Consignes de travail: Reproduisez à l'identique chacune des lignes du matériel ci-dessous, sans y inclure les images.

#### Matériel fourni

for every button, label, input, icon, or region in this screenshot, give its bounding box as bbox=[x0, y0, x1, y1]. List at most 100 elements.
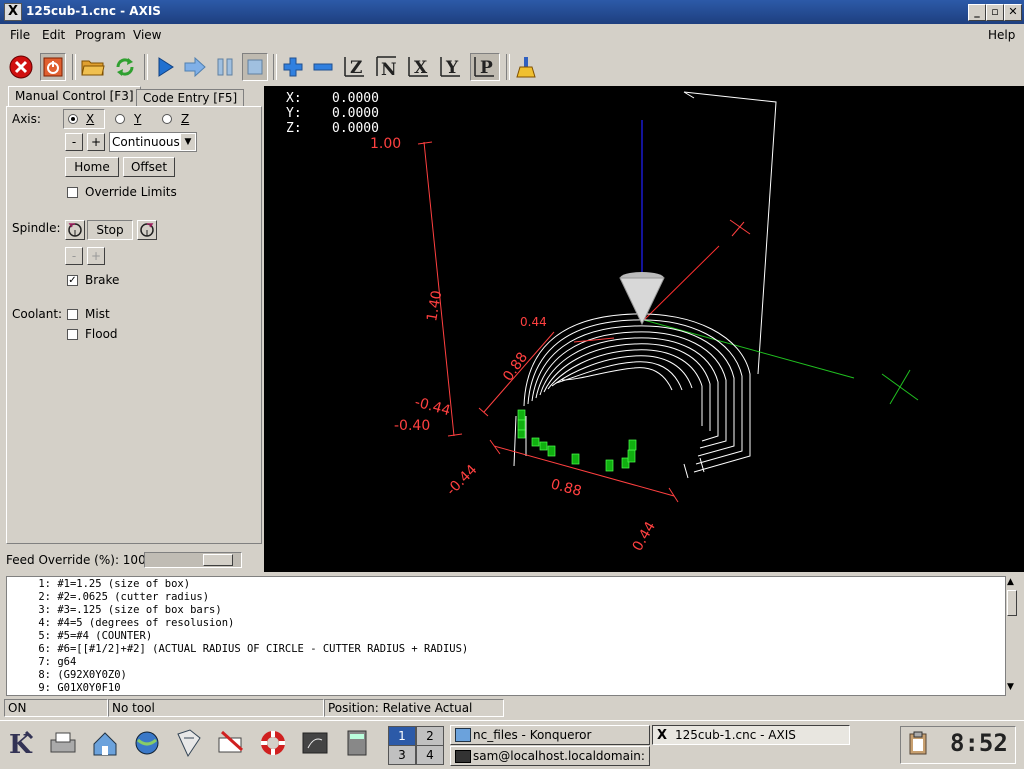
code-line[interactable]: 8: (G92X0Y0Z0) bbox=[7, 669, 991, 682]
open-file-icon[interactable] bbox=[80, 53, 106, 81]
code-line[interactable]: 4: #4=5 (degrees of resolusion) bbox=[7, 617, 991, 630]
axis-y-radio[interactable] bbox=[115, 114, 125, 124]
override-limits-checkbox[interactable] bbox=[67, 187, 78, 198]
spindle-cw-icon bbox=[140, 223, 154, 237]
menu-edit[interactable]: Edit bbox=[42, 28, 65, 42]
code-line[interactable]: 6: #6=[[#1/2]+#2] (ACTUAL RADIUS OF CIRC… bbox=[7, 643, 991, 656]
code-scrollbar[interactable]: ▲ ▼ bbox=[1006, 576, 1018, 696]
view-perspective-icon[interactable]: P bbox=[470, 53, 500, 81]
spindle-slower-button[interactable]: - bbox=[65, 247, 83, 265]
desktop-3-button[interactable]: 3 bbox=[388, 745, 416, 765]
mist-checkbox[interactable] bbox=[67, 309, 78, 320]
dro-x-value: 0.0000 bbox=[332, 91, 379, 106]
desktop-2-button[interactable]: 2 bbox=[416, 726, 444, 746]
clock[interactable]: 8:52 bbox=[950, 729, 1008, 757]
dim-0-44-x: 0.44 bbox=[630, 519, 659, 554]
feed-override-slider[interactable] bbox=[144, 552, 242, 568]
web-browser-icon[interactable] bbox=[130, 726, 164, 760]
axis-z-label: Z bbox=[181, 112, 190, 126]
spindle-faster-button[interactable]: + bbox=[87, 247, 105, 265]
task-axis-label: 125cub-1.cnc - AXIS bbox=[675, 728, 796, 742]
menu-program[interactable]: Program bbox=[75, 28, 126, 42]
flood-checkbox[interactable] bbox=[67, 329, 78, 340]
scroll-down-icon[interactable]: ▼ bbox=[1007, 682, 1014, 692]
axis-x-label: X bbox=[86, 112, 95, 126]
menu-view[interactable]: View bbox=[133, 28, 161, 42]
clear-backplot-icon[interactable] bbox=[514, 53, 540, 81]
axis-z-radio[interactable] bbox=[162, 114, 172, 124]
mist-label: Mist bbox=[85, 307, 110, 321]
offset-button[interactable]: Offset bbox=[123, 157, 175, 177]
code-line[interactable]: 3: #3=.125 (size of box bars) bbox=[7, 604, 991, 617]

########

Corrigé:
for every button, label, input, icon, or region in this screenshot, give its bounding box as bbox=[x0, y0, x1, y1]. List at most 100 elements.
code-line[interactable]: 8: (G92X0Y0Z0) bbox=[7, 669, 991, 682]
open-file-icon[interactable] bbox=[80, 53, 106, 81]
code-line[interactable]: 4: #4=5 (degrees of resolusion) bbox=[7, 617, 991, 630]
axis-y-radio[interactable] bbox=[115, 114, 125, 124]
override-limits-checkbox[interactable] bbox=[67, 187, 78, 198]
spindle-cw-icon bbox=[140, 223, 154, 237]
menu-edit[interactable]: Edit bbox=[42, 28, 65, 42]
code-line[interactable]: 6: #6=[[#1/2]+#2] (ACTUAL RADIUS OF CIRC… bbox=[7, 643, 991, 656]
code-scrollbar[interactable]: ▲ ▼ bbox=[1006, 576, 1018, 696]
view-perspective-icon[interactable]: P bbox=[470, 53, 500, 81]
spindle-slower-button[interactable]: - bbox=[65, 247, 83, 265]
desktop-3-button[interactable]: 3 bbox=[388, 745, 416, 765]
mist-checkbox[interactable] bbox=[67, 309, 78, 320]
dro-x-value: 0.0000 bbox=[332, 91, 379, 106]
desktop-2-button[interactable]: 2 bbox=[416, 726, 444, 746]
clock[interactable]: 8:52 bbox=[950, 729, 1008, 757]
dim-0-44-x: 0.44 bbox=[630, 519, 659, 554]
feed-override-slider[interactable] bbox=[144, 552, 242, 568]
web-browser-icon[interactable] bbox=[130, 726, 164, 760]
axis-z-label: Z bbox=[181, 112, 190, 126]
spindle-faster-button[interactable]: + bbox=[87, 247, 105, 265]
task-axis-label: 125cub-1.cnc - AXIS bbox=[675, 728, 796, 742]
menu-program[interactable]: Program bbox=[75, 28, 126, 42]
flood-checkbox[interactable] bbox=[67, 329, 78, 340]
scroll-down-icon[interactable]: ▼ bbox=[1007, 682, 1014, 692]
axis-x-label: X bbox=[86, 112, 95, 126]
menu-view[interactable]: View bbox=[133, 28, 161, 42]
clear-backplot-icon[interactable] bbox=[514, 53, 540, 81]
axis-z-radio[interactable] bbox=[162, 114, 172, 124]
mist-label: Mist bbox=[85, 307, 110, 321]
offset-button[interactable]: Offset bbox=[123, 157, 175, 177]
code-line[interactable]: 3: #3=.125 (size of box bars) bbox=[7, 604, 991, 617]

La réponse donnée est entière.